• **To be done**
Send back the records in full, character for character.

Source records:

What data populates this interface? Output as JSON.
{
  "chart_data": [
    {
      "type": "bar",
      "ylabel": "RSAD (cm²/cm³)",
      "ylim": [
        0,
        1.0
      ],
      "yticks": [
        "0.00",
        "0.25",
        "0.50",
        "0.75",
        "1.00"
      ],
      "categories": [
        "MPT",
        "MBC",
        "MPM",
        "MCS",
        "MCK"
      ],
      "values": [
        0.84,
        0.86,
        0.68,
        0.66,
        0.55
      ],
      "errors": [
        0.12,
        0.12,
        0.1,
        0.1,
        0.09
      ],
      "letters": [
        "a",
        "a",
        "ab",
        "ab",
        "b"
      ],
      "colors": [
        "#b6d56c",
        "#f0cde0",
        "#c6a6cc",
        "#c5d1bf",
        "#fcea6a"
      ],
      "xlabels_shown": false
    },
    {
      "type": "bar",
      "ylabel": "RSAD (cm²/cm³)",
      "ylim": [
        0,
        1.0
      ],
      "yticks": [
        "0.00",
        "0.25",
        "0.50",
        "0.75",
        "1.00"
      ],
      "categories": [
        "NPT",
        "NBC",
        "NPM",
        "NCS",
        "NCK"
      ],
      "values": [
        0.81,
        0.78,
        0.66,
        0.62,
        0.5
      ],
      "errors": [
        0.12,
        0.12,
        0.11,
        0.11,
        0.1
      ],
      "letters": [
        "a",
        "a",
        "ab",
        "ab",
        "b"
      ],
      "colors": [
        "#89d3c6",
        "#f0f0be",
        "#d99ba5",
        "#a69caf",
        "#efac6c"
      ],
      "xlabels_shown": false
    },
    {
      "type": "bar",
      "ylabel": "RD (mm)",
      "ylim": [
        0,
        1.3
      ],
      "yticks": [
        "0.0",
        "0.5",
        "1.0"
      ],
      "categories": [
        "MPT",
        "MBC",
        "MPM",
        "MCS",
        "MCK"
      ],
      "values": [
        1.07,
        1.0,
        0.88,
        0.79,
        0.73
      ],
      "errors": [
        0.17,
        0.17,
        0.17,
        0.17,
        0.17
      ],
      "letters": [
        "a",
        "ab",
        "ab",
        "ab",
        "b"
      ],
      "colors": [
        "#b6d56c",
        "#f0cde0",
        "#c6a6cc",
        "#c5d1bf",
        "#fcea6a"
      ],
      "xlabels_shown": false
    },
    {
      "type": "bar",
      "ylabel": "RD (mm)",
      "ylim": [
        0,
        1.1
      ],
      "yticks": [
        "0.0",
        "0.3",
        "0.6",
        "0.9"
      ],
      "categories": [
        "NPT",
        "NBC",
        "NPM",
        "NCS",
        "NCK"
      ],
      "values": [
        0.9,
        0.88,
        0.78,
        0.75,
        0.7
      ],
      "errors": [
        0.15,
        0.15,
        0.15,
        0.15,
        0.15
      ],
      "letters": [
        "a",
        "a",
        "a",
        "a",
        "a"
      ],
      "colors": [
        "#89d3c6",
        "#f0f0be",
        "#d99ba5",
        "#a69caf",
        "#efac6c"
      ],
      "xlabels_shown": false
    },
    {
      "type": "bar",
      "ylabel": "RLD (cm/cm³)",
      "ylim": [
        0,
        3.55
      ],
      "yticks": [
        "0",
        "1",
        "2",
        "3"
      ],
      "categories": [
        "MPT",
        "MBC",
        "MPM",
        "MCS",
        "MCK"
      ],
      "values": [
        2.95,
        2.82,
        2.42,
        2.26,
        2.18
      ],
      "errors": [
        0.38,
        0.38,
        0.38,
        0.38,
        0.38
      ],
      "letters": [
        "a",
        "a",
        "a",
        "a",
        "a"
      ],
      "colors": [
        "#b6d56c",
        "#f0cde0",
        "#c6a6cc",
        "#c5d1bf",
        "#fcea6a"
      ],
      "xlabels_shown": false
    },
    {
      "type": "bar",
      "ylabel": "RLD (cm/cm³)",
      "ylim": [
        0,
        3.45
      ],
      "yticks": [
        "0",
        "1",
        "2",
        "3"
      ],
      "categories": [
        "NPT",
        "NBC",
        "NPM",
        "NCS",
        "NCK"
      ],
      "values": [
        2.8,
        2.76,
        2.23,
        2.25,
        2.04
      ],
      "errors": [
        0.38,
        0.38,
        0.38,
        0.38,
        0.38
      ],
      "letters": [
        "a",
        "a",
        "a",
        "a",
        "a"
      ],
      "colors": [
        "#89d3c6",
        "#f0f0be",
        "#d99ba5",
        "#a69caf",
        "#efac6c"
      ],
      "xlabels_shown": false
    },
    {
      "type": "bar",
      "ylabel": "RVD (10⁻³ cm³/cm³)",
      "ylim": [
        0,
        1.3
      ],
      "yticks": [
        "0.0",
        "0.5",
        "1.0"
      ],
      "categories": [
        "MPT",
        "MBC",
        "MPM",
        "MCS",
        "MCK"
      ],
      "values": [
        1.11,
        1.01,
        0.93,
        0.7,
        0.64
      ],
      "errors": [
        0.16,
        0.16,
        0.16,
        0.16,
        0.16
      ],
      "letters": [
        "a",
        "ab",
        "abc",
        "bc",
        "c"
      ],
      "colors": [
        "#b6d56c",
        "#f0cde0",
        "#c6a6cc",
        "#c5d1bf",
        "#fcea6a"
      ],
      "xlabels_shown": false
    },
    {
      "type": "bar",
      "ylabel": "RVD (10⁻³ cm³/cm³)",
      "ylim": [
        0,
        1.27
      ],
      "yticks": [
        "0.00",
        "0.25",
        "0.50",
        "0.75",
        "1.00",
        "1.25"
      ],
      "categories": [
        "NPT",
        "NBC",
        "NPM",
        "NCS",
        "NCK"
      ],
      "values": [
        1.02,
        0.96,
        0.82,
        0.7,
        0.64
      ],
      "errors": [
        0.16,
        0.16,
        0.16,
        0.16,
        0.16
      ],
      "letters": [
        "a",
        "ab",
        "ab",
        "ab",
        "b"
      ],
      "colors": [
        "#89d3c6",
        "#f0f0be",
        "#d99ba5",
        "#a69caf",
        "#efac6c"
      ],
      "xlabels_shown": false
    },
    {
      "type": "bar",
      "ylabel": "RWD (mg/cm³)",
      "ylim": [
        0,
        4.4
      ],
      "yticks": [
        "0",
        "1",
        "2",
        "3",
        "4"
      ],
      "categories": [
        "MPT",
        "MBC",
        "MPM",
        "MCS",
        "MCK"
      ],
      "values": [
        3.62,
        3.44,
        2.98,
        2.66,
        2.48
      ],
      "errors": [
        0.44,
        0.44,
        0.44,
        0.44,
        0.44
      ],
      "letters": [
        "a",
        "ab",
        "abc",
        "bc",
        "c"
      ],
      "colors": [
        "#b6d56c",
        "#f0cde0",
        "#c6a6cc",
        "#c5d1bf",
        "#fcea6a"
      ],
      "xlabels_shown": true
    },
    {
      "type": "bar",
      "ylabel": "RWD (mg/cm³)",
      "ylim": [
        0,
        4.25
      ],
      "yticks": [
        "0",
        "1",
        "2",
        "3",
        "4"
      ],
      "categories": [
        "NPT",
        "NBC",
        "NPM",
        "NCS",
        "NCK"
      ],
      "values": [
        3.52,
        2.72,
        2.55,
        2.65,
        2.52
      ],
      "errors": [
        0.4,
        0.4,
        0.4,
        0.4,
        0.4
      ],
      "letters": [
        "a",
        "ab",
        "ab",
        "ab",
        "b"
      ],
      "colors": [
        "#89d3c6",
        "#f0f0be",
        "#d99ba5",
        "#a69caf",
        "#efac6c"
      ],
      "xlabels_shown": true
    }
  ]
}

• **Worked answer**
What data populates this interface? Output as JSON.
{
  "chart_data": [
    {
      "type": "bar",
      "ylabel": "RSAD (cm²/cm³)",
      "ylim": [
        0,
        1.0
      ],
      "yticks": [
        "0.00",
        "0.25",
        "0.50",
        "0.75",
        "1.00"
      ],
      "categories": [
        "MPT",
        "MBC",
        "MPM",
        "MCS",
        "MCK"
      ],
      "values": [
        0.84,
        0.86,
        0.68,
        0.66,
        0.55
      ],
      "errors": [
        0.12,
        0.12,
        0.1,
        0.1,
        0.09
      ],
      "letters": [
        "a",
        "a",
        "ab",
        "ab",
        "b"
      ],
      "colors": [
        "#b6d56c",
        "#f0cde0",
        "#c6a6cc",
        "#c5d1bf",
        "#fcea6a"
      ],
      "xlabels_shown": false
    },
    {
      "type": "bar",
      "ylabel": "RSAD (cm²/cm³)",
      "ylim": [
        0,
        1.0
      ],
      "yticks": [
        "0.00",
        "0.25",
        "0.50",
        "0.75",
        "1.00"
      ],
      "categories": [
        "NPT",
        "NBC",
        "NPM",
        "NCS",
        "NCK"
      ],
      "values": [
        0.81,
        0.78,
        0.66,
        0.62,
        0.5
      ],
      "errors": [
        0.12,
        0.12,
        0.11,
        0.11,
        0.1
      ],
      "letters": [
        "a",
        "a",
        "ab",
        "ab",
        "b"
      ],
      "colors": [
        "#89d3c6",
        "#f0f0be",
        "#d99ba5",
        "#a69caf",
        "#efac6c"
      ],
      "xlabels_shown": false
    },
    {
      "type": "bar",
      "ylabel": "RD (mm)",
      "ylim": [
        0,
        1.3
      ],
      "yticks": [
        "0.0",
        "0.5",
        "1.0"
      ],
      "categories": [
        "MPT",
        "MBC",
        "MPM",
        "MCS",
        "MCK"
      ],
      "values": [
        1.07,
        1.0,
        0.88,
        0.79,
        0.73
      ],
      "errors": [
        0.17,
        0.17,
        0.17,
        0.17,
        0.17
      ],
      "letters": [
        "a",
        "ab",
        "ab",
        "ab",
        "b"
      ],
      "colors": [
        "#b6d56c",
        "#f0cde0",
        "#c6a6cc",
        "#c5d1bf",
        "#fcea6a"
      ],
      "xlabels_shown": false
    },
    {
      "type": "bar",
      "ylabel": "RD (mm)",
      "ylim": [
        0,
        1.1
      ],
      "yticks": [
        "0.0",
        "0.3",
        "0.6",
        "0.9"
      ],
      "categories": [
        "NPT",
        "NBC",
        "NPM",
        "NCS",
        "NCK"
      ],
      "values": [
        0.9,
        0.88,
        0.78,
        0.75,
        0.7
      ],
      "errors": [
        0.15,
        0.15,
        0.15,
        0.15,
        0.15
      ],
      "letters": [
        "a",
        "a",
        "a",
        "a",
        "a"
      ],
      "colors": [
        "#89d3c6",
        "#f0f0be",
        "#d99ba5",
        "#a69caf",
        "#efac6c"
      ],
      "xlabels_shown": false
    },
    {
      "type": "bar",
      "ylabel": "RLD (cm/cm³)",
      "ylim": [
        0,
        3.55
      ],
      "yticks": [
        "0",
        "1",
        "2",
        "3"
      ],
      "categories": [
        "MPT",
        "MBC",
        "MPM",
        "MCS",
        "MCK"
      ],
      "values": [
        2.95,
        2.82,
        2.42,
        2.26,
        2.18
      ],
      "errors": [
        0.38,
        0.38,
        0.38,
        0.38,
        0.38
      ],
      "letters": [
        "a",
        "a",
        "a",
        "a",
        "a"
      ],
      "colors": [
        "#b6d56c",
        "#f0cde0",
        "#c6a6cc",
        "#c5d1bf",
        "#fcea6a"
      ],
      "xlabels_shown": false
    },
    {
      "type": "bar",
      "ylabel": "RLD (cm/cm³)",
      "ylim": [
        0,
        3.45
      ],
      "yticks": [
        "0",
        "1",
        "2",
        "3"
      ],
      "categories": [
        "NPT",
        "NBC",
        "NPM",
        "NCS",
        "NCK"
      ],
      "values": [
        2.8,
        2.76,
        2.23,
        2.25,
        2.04
      ],
      "errors": [
        0.38,
        0.38,
        0.38,
        0.38,
        0.38
      ],
      "letters": [
        "a",
        "a",
        "a",
        "a",
        "a"
      ],
      "colors": [
        "#89d3c6",
        "#f0f0be",
        "#d99ba5",
        "#a69caf",
        "#efac6c"
      ],
      "xlabels_shown": false
    },
    {
      "type": "bar",
      "ylabel": "RVD (10⁻³ cm³/cm³)",
      "ylim": [
        0,
        1.3
      ],
      "yticks": [
        "0.0",
        "0.5",
        "1.0"
      ],
      "categories": [
        "MPT",
        "MBC",
        "MPM",
        "MCS",
        "MCK"
      ],
      "values": [
        1.11,
        1.01,
        0.93,
        0.7,
        0.64
      ],
      "errors": [
        0.16,
        0.16,
        0.16,
        0.16,
        0.16
      ],
      "letters": [
        "a",
        "ab",
        "abc",
        "bc",
        "c"
      ],
      "colors": [
        "#b6d56c",
        "#f0cde0",
        "#c6a6cc",
        "#c5d1bf",
        "#fcea6a"
      ],
      "xlabels_shown": false
    },
    {
      "type": "bar",
      "ylabel": "RVD (10⁻³ cm³/cm³)",
      "ylim": [
        0,
        1.27
      ],
      "yticks": [
        "0.00",
        "0.25",
        "0.50",
        "0.75",
        "1.00",
        "1.25"
      ],
      "categories": [
        "NPT",
        "NBC",
        "NPM",
        "NCS",
        "NCK"
      ],
      "values": [
        1.02,
        0.96,
        0.82,
        0.7,
        0.64
      ],
      "errors": [
        0.16,
        0.16,
        0.16,
        0.16,
        0.16
      ],
      "letters": [
        "a",
        "ab",
        "ab",
        "ab",
        "b"
      ],
      "colors": [
        "#89d3c6",
        "#f0f0be",
        "#d99ba5",
        "#a69caf",
        "#efac6c"
      ],
      "xlabels_shown": false
    },
    {
      "type": "bar",
      "ylabel": "RWD (mg/cm³)",
      "ylim": [
        0,
        4.4
      ],
      "yticks": [
        "0",
        "1",
        "2",
        "3",
        "4"
      ],
      "categories": [
        "MPT",
        "MBC",
        "MPM",
        "MCS",
        "MCK"
      ],
      "values": [
        3.62,
        3.44,
        2.98,
        2.66,
        2.48
      ],
      "errors": [
        0.44,
        0.44,
        0.44,
        0.44,
        0.44
      ],
      "letters": [
        "a",
        "ab",
        "abc",
        "bc",
        "c"
      ],
      "colors": [
        "#b6d56c",
        "#f0cde0",
        "#c6a6cc",
        "#c5d1bf",
        "#fcea6a"
      ],
      "xlabels_shown": true
    },
    {
      "type": "bar",
      "ylabel": "RWD (mg/cm³)",
      "ylim": [
        0,
        4.25
      ],
      "yticks": [
        "0",
        "1",
        "2",
        "3",
        "4"
      ],
      "categories": [
        "NPT",
        "NBC",
        "NPM",
        "NCS",
        "NCK"
      ],
      "values": [
        3.52,
        2.72,
        2.55,
        2.65,
        2.52
      ],
      "errors": [
        0.4,
        0.4,
        0.4,
        0.4,
        0.4
      ],
      "letters": [
        "a",
        "ab",
        "ab",
        "ab",
        "b"
      ],
      "colors": [
        "#89d3c6",
        "#f0f0be",
        "#d99ba5",
        "#a69caf",
        "#efac6c"
      ],
      "xlabels_shown": true
    }
  ]
}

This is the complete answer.